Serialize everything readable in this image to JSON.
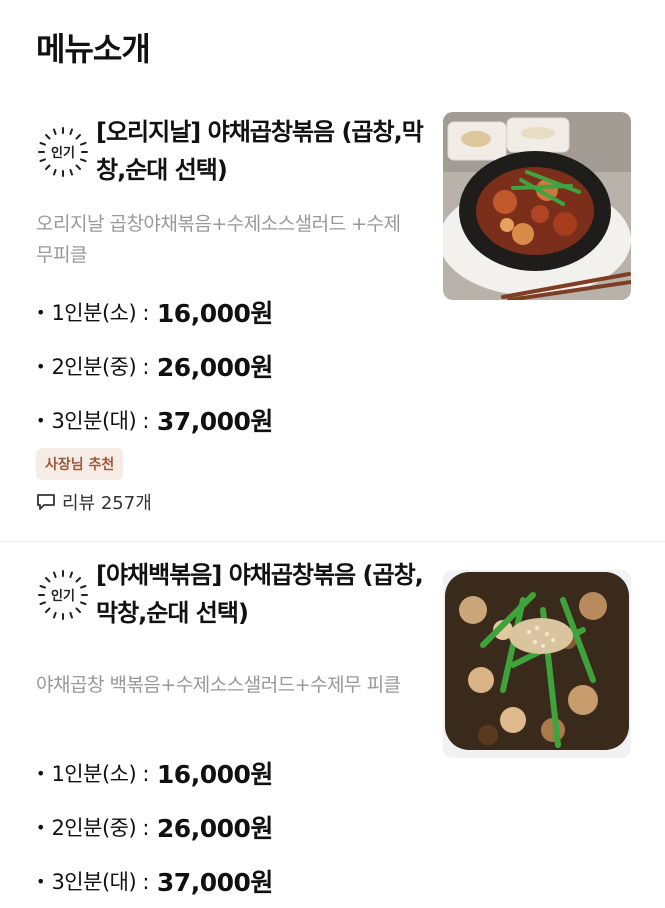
{
  "section_title": "메뉴소개",
  "items": [
    {
      "badge": "인기",
      "title": "[오리지날] 야채곱창볶음 (곱창,막창,순대 선택)",
      "description": "오리지날 곱창야채볶음+수제소스샐러드 +수제무피클",
      "prices": [
        {
          "size": "1인분(소) :",
          "price": "16,000원"
        },
        {
          "size": "2인분(중) :",
          "price": "26,000원"
        },
        {
          "size": "3인분(대) :",
          "price": "37,000원"
        }
      ],
      "tag": "사장님 추천",
      "reviews": "리뷰 257개"
    },
    {
      "badge": "인기",
      "title": "[야채백볶음] 야채곱창볶음 (곱창,막창,순대 선택)",
      "description": "야채곱창 백볶음+수제소스샐러드+수제무 피클",
      "prices": [
        {
          "size": "1인분(소) :",
          "price": "16,000원"
        },
        {
          "size": "2인분(중) :",
          "price": "26,000원"
        },
        {
          "size": "3인분(대) :",
          "price": "37,000원"
        }
      ]
    }
  ]
}
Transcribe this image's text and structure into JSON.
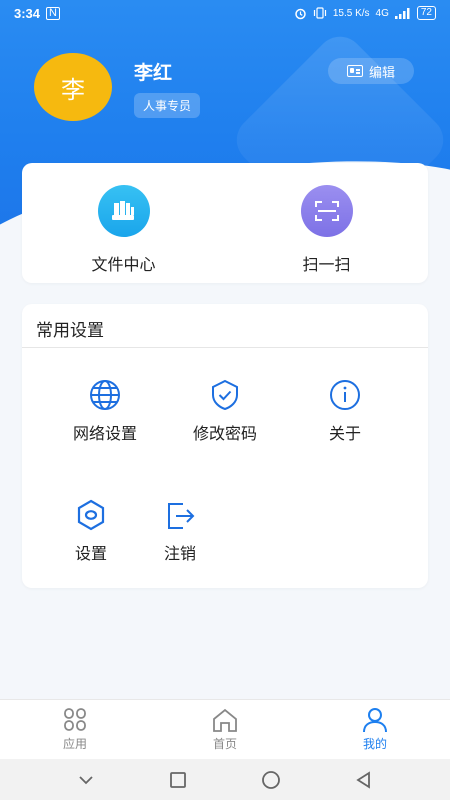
{
  "status": {
    "time": "3:34",
    "nfc": "N",
    "speed": "15.5 K/s",
    "network": "4G",
    "battery": "72"
  },
  "profile": {
    "avatar_char": "李",
    "name": "李红",
    "role": "人事专员",
    "edit_label": "编辑"
  },
  "quick_actions": [
    {
      "label": "文件中心",
      "icon": "folder-icon"
    },
    {
      "label": "扫一扫",
      "icon": "scan-icon"
    }
  ],
  "settings": {
    "title": "常用设置",
    "items": [
      {
        "label": "网络设置",
        "icon": "globe-icon"
      },
      {
        "label": "修改密码",
        "icon": "shield-check-icon"
      },
      {
        "label": "关于",
        "icon": "info-icon"
      },
      {
        "label": "设置",
        "icon": "hexagon-icon"
      },
      {
        "label": "注销",
        "icon": "logout-icon"
      }
    ]
  },
  "tabbar": [
    {
      "label": "应用",
      "icon": "apps-icon",
      "active": false
    },
    {
      "label": "首页",
      "icon": "home-icon",
      "active": false
    },
    {
      "label": "我的",
      "icon": "user-icon",
      "active": true
    }
  ],
  "colors": {
    "primary": "#1d7fef",
    "avatar": "#f6b90f"
  }
}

Prompt — Restate the whole listing above exactly, except for its images.

Solution to this task —
Serialize everything readable in this image to JSON.
{
  "section_title": "메뉴소개",
  "items": [
    {
      "badge": "인기",
      "title": "[오리지날] 야채곱창볶음 (곱창,막창,순대 선택)",
      "description": "오리지날 곱창야채볶음+수제소스샐러드 +수제무피클",
      "prices": [
        {
          "size": "1인분(소) :",
          "price": "16,000원"
        },
        {
          "size": "2인분(중) :",
          "price": "26,000원"
        },
        {
          "size": "3인분(대) :",
          "price": "37,000원"
        }
      ],
      "tag": "사장님 추천",
      "reviews": "리뷰 257개"
    },
    {
      "badge": "인기",
      "title": "[야채백볶음] 야채곱창볶음 (곱창,막창,순대 선택)",
      "description": "야채곱창 백볶음+수제소스샐러드+수제무 피클",
      "prices": [
        {
          "size": "1인분(소) :",
          "price": "16,000원"
        },
        {
          "size": "2인분(중) :",
          "price": "26,000원"
        },
        {
          "size": "3인분(대) :",
          "price": "37,000원"
        }
      ]
    }
  ]
}
Transcribe this image's text and structure into JSON.
{
  "status": {
    "time": "3:34",
    "nfc": "N",
    "speed": "15.5 K/s",
    "network": "4G",
    "battery": "72"
  },
  "profile": {
    "avatar_char": "李",
    "name": "李红",
    "role": "人事专员",
    "edit_label": "编辑"
  },
  "quick_actions": [
    {
      "label": "文件中心",
      "icon": "folder-icon"
    },
    {
      "label": "扫一扫",
      "icon": "scan-icon"
    }
  ],
  "settings": {
    "title": "常用设置",
    "items": [
      {
        "label": "网络设置",
        "icon": "globe-icon"
      },
      {
        "label": "修改密码",
        "icon": "shield-check-icon"
      },
      {
        "label": "关于",
        "icon": "info-icon"
      },
      {
        "label": "设置",
        "icon": "hexagon-icon"
      },
      {
        "label": "注销",
        "icon": "logout-icon"
      }
    ]
  },
  "tabbar": [
    {
      "label": "应用",
      "icon": "apps-icon",
      "active": false
    },
    {
      "label": "首页",
      "icon": "home-icon",
      "active": false
    },
    {
      "label": "我的",
      "icon": "user-icon",
      "active": true
    }
  ],
  "colors": {
    "primary": "#1d7fef",
    "avatar": "#f6b90f"
  }
}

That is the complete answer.